Exercise objective -
Copy every line of the data exactly, leaving nothing out.

Data shown -
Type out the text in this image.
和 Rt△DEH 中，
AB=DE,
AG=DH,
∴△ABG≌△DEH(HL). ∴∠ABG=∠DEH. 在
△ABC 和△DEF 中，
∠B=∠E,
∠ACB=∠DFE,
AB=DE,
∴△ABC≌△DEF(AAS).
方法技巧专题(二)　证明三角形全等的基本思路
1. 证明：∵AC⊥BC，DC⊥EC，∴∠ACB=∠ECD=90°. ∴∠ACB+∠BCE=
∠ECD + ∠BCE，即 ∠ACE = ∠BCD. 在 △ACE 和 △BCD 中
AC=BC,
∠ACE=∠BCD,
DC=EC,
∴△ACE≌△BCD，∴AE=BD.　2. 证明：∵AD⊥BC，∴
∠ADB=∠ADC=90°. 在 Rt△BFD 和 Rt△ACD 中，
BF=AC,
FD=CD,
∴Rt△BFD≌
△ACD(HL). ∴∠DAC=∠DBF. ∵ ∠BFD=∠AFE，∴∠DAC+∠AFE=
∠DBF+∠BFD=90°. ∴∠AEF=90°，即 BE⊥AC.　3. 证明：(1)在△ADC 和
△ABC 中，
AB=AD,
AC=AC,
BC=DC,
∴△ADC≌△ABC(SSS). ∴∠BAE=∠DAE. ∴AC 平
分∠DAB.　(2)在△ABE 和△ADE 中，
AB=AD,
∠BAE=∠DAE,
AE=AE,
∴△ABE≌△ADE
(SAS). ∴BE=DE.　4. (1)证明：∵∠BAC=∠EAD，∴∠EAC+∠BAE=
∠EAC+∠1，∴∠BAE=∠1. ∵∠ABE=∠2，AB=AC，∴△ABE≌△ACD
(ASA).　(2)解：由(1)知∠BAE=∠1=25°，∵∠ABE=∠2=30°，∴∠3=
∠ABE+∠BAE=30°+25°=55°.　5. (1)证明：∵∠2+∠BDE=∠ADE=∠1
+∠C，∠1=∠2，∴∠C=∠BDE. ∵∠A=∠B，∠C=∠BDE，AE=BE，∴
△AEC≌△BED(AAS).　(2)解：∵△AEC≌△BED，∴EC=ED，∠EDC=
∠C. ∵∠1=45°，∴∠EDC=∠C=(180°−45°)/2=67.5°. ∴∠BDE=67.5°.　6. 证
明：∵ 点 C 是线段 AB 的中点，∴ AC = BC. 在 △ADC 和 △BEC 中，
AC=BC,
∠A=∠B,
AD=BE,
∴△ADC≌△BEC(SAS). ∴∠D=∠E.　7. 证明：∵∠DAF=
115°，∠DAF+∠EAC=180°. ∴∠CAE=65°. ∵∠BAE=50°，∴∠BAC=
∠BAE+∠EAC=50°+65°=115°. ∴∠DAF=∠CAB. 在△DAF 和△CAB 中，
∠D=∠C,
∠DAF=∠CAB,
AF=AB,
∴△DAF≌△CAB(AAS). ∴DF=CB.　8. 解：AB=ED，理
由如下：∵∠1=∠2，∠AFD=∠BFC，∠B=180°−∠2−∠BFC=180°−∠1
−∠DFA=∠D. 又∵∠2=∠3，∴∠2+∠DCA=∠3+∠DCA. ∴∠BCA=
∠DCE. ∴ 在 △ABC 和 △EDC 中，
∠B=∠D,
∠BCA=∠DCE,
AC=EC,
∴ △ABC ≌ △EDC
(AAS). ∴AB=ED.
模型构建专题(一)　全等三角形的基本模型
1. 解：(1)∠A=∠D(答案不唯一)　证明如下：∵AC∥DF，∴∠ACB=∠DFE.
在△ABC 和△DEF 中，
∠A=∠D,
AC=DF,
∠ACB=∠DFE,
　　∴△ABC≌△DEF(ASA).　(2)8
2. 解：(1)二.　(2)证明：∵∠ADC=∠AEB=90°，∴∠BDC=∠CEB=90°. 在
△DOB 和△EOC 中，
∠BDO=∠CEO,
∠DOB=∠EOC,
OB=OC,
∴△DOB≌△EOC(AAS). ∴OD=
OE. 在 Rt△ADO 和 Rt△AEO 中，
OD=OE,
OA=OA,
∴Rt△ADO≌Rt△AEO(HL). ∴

Exercise result -
Type out the text in this image.
和 Rt△DEH 中，
AB=DE,
AG=DH,
∴△ABG≌△DEH(HL). ∴∠ABG=∠DEH. 在
△ABC 和△DEF 中，
∠B=∠E,
∠ACB=∠DFE,
AB=DE,
∴△ABC≌△DEF(AAS).
方法技巧专题(二)　证明三角形全等的基本思路
1. 证明：∵AC⊥BC，DC⊥EC，∴∠ACB=∠ECD=90°. ∴∠ACB+∠BCE=
∠ECD + ∠BCE，即 ∠ACE = ∠BCD. 在 △ACE 和 △BCD 中
AC=BC,
∠ACE=∠BCD,
DC=EC,
∴△ACE≌△BCD，∴AE=BD.　2. 证明：∵AD⊥BC，∴
∠ADB=∠ADC=90°. 在 Rt△BFD 和 Rt△ACD 中，
BF=AC,
FD=CD,
∴Rt△BFD≌
△ACD(HL). ∴∠DAC=∠DBF. ∵ ∠BFD=∠AFE，∴∠DAC+∠AFE=
∠DBF+∠BFD=90°. ∴∠AEF=90°，即 BE⊥AC.　3. 证明：(1)在△ADC 和
△ABC 中，
AB=AD,
AC=AC,
BC=DC,
∴△ADC≌△ABC(SSS). ∴∠BAE=∠DAE. ∴AC 平
分∠DAB.　(2)在△ABE 和△ADE 中，
AB=AD,
∠BAE=∠DAE,
AE=AE,
∴△ABE≌△ADE
(SAS). ∴BE=DE.　4. (1)证明：∵∠BAC=∠EAD，∴∠EAC+∠BAE=
∠EAC+∠1，∴∠BAE=∠1. ∵∠ABE=∠2，AB=AC，∴△ABE≌△ACD
(ASA).　(2)解：由(1)知∠BAE=∠1=25°，∵∠ABE=∠2=30°，∴∠3=
∠ABE+∠BAE=30°+25°=55°.　5. (1)证明：∵∠2+∠BDE=∠ADE=∠1
+∠C，∠1=∠2，∴∠C=∠BDE. ∵∠A=∠B，∠C=∠BDE，AE=BE，∴
△AEC≌△BED(AAS).　(2)解：∵△AEC≌△BED，∴EC=ED，∠EDC=
∠C. ∵∠1=45°，∴∠EDC=∠C=(180°−45°)/2=67.5°. ∴∠BDE=67.5°.　6. 证
明：∵ 点 C 是线段 AB 的中点，∴ AC = BC. 在 △ADC 和 △BEC 中，
AC=BC,
∠A=∠B,
AD=BE,
∴△ADC≌△BEC(SAS). ∴∠D=∠E.　7. 证明：∵∠DAF=
115°，∠DAF+∠EAC=180°. ∴∠CAE=65°. ∵∠BAE=50°，∴∠BAC=
∠BAE+∠EAC=50°+65°=115°. ∴∠DAF=∠CAB. 在△DAF 和△CAB 中，
∠D=∠C,
∠DAF=∠CAB,
AF=AB,
∴△DAF≌△CAB(AAS). ∴DF=CB.　8. 解：AB=ED，理
由如下：∵∠1=∠2，∠AFD=∠BFC，∠B=180°−∠2−∠BFC=180°−∠1
−∠DFA=∠D. 又∵∠2=∠3，∴∠2+∠DCA=∠3+∠DCA. ∴∠BCA=
∠DCE. ∴ 在 △ABC 和 △EDC 中，
∠B=∠D,
∠BCA=∠DCE,
AC=EC,
∴ △ABC ≌ △EDC
(AAS). ∴AB=ED.
模型构建专题(一)　全等三角形的基本模型
1. 解：(1)∠A=∠D(答案不唯一)　证明如下：∵AC∥DF，∴∠ACB=∠DFE.
在△ABC 和△DEF 中，
∠A=∠D,
AC=DF,
∠ACB=∠DFE,
　　∴△ABC≌△DEF(ASA).　(2)8
2. 解：(1)二.　(2)证明：∵∠ADC=∠AEB=90°，∴∠BDC=∠CEB=90°. 在
△DOB 和△EOC 中，
∠BDO=∠CEO,
∠DOB=∠EOC,
OB=OC,
∴△DOB≌△EOC(AAS). ∴OD=
OE. 在 Rt△ADO 和 Rt△AEO 中，
OD=OE,
OA=OA,
∴Rt△ADO≌Rt△AEO(HL). ∴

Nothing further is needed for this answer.